[Stored records]
* BEGIN *

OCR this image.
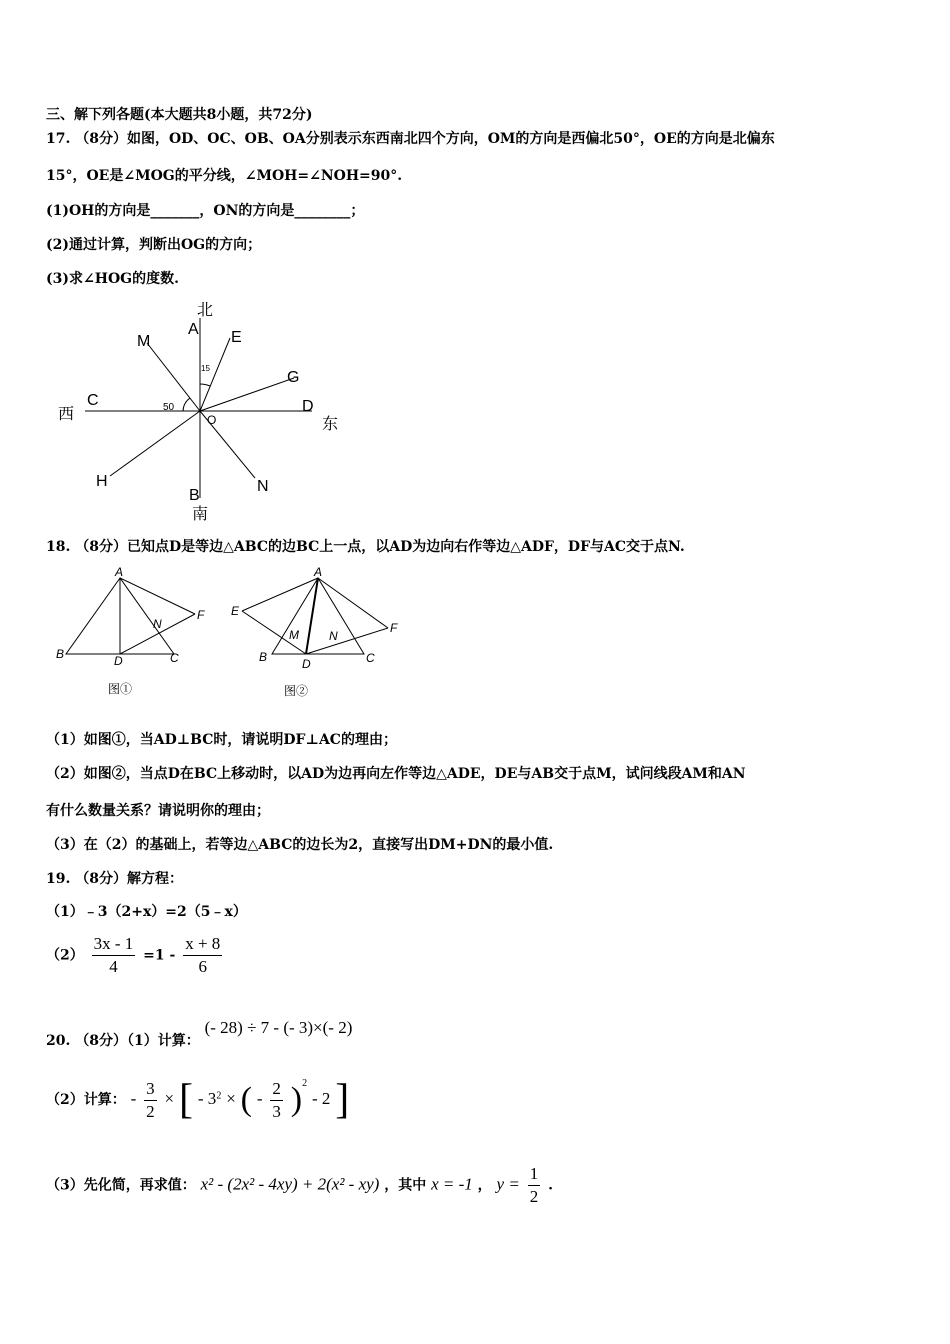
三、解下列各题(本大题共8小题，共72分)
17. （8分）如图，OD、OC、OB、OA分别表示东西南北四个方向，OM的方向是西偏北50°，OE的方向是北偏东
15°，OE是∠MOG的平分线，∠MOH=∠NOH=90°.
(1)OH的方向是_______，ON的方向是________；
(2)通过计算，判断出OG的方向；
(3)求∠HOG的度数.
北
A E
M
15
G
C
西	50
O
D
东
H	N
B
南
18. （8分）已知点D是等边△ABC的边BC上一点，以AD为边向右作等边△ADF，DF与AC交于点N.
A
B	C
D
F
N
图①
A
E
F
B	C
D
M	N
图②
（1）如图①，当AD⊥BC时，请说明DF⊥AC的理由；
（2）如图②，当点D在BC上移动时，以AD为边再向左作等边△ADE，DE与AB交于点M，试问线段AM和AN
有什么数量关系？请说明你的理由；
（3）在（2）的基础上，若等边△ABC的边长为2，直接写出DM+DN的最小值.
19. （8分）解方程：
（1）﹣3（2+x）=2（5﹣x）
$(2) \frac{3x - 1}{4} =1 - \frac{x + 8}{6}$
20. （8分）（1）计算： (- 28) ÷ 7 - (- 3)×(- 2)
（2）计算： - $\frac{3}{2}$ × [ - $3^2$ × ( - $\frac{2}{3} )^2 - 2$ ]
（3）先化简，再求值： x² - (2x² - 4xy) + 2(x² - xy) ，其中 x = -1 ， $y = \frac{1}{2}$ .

* END *

Written task
Reproduce the listing exactly. Leave its pictures out.

Reply
OCR this image.
三、解下列各题(本大题共8小题，共72分)
17. （8分）如图，OD、OC、OB、OA分别表示东西南北四个方向，OM的方向是西偏北50°，OE的方向是北偏东
15°，OE是∠MOG的平分线，∠MOH=∠NOH=90°.
(1)OH的方向是_______，ON的方向是________；
(2)通过计算，判断出OG的方向；
(3)求∠HOG的度数.
北
A E
M
15
G
C
西	50
O
D
东
H	N
B
南
18. （8分）已知点D是等边△ABC的边BC上一点，以AD为边向右作等边△ADF，DF与AC交于点N.
A
B	C
D
F
N
图①
A
E
F
B	C
D
M	N
图②
（1）如图①，当AD⊥BC时，请说明DF⊥AC的理由；
（2）如图②，当点D在BC上移动时，以AD为边再向左作等边△ADE，DE与AB交于点M，试问线段AM和AN
有什么数量关系？请说明你的理由；
（3）在（2）的基础上，若等边△ABC的边长为2，直接写出DM+DN的最小值.
19. （8分）解方程：
（1）﹣3（2+x）=2（5﹣x）
$(2) \frac{3x - 1}{4} =1 - \frac{x + 8}{6}$
20. （8分）（1）计算： (- 28) ÷ 7 - (- 3)×(- 2)
（2）计算： - $\frac{3}{2}$ × [ - $3^2$ × ( - $\frac{2}{3} )^2 - 2$ ]
（3）先化简，再求值： x² - (2x² - 4xy) + 2(x² - xy) ，其中 x = -1 ， $y = \frac{1}{2}$ .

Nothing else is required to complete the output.